Directive: Give only the number of lines in the data that include the string "girl".

Collected data:

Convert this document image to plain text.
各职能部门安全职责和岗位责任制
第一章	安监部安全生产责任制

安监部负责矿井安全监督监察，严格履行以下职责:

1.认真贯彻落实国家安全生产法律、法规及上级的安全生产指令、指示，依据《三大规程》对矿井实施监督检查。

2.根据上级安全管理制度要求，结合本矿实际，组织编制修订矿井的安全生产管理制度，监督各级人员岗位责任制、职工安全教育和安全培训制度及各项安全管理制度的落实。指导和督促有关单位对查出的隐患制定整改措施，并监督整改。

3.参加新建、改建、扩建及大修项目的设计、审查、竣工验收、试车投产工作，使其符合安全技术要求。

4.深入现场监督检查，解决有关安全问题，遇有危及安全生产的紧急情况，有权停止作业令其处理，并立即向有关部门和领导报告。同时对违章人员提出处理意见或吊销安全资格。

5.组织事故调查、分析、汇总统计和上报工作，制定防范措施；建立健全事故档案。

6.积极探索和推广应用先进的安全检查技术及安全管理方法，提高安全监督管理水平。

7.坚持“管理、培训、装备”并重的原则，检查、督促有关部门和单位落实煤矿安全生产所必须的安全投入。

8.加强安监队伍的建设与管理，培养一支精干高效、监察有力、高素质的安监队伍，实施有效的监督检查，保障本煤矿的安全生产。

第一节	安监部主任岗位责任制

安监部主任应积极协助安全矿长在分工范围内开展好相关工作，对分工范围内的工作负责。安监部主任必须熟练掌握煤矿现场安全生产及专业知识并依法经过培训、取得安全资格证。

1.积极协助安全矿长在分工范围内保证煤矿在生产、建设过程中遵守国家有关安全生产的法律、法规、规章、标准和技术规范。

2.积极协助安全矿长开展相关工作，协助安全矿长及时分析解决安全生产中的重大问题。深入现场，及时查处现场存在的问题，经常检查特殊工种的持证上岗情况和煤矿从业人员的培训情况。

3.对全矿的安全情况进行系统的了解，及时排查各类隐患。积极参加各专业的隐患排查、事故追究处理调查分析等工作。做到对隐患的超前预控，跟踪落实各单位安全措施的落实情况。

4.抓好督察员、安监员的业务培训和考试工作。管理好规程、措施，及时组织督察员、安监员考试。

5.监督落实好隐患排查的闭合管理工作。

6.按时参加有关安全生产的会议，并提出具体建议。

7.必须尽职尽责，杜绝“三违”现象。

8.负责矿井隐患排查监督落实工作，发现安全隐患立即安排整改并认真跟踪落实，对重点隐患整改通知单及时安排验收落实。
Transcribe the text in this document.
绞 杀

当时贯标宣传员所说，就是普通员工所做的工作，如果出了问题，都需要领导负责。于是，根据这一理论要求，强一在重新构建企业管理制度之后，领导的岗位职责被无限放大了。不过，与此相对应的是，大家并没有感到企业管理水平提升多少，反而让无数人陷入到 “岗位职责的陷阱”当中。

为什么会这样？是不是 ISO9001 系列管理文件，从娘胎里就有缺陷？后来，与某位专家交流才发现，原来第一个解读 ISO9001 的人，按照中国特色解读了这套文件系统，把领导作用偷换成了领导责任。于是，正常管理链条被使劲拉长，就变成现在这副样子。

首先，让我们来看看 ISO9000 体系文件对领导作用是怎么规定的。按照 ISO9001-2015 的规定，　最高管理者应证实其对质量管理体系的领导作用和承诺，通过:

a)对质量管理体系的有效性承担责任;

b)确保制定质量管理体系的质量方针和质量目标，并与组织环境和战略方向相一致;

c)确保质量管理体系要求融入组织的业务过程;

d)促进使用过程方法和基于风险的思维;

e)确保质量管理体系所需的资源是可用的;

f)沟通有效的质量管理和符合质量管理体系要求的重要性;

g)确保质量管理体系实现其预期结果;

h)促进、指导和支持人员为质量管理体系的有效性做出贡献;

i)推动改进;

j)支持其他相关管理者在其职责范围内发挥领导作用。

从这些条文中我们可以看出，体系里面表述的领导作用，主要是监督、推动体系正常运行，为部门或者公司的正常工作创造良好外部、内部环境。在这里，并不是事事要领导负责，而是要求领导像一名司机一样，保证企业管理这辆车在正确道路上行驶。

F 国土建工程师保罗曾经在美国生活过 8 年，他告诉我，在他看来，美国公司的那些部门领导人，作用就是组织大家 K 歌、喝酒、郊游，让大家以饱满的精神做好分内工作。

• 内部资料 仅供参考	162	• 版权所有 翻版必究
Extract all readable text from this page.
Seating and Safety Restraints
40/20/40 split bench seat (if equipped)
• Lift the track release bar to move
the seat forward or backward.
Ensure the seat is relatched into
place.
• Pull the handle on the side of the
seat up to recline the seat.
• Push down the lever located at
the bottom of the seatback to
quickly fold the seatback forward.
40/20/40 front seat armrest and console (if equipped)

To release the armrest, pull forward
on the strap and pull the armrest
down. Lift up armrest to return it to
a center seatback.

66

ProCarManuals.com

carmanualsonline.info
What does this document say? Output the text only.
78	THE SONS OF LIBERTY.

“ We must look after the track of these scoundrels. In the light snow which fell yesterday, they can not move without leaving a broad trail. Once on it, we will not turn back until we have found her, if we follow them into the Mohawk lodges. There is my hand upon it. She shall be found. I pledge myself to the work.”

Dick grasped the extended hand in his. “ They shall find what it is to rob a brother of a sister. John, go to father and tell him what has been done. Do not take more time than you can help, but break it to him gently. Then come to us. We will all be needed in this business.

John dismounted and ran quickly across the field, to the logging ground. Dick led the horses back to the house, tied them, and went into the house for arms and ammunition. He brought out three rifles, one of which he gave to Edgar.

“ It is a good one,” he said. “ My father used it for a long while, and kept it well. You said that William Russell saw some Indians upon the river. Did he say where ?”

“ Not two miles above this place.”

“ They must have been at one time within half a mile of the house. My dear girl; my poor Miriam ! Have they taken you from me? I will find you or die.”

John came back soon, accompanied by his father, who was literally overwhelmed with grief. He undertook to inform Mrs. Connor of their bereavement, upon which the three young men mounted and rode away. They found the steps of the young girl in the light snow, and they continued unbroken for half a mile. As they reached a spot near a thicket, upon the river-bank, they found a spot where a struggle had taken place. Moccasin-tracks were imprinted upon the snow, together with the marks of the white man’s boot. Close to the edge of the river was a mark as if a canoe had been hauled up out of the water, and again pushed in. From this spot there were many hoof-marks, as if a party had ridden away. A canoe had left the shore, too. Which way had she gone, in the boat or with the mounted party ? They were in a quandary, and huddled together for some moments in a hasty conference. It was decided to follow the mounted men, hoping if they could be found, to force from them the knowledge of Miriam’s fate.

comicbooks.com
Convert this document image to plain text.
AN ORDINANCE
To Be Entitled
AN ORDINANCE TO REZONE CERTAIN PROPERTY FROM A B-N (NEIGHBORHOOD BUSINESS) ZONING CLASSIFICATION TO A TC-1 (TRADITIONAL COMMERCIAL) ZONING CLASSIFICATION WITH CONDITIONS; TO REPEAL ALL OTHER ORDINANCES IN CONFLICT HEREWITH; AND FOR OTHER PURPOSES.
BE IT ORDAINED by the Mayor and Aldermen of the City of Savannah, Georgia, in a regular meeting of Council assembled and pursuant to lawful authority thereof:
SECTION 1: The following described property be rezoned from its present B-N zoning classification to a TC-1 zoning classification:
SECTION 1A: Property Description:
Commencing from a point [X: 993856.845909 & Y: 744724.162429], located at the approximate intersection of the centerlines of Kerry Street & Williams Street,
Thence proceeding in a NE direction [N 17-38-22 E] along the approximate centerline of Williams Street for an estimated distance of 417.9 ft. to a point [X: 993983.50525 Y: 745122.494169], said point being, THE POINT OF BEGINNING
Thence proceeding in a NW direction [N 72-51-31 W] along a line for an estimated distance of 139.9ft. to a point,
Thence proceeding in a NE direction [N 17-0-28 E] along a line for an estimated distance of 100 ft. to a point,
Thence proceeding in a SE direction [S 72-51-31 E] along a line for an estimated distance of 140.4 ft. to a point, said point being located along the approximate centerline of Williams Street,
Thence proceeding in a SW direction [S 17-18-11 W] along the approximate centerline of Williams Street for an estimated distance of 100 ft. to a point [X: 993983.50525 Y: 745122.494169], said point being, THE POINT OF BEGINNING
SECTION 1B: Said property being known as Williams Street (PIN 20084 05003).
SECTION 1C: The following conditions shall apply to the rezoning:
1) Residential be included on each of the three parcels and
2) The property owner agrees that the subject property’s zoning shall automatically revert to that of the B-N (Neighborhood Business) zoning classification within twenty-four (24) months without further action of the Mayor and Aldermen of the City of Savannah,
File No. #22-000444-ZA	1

Answer for this exercise: 2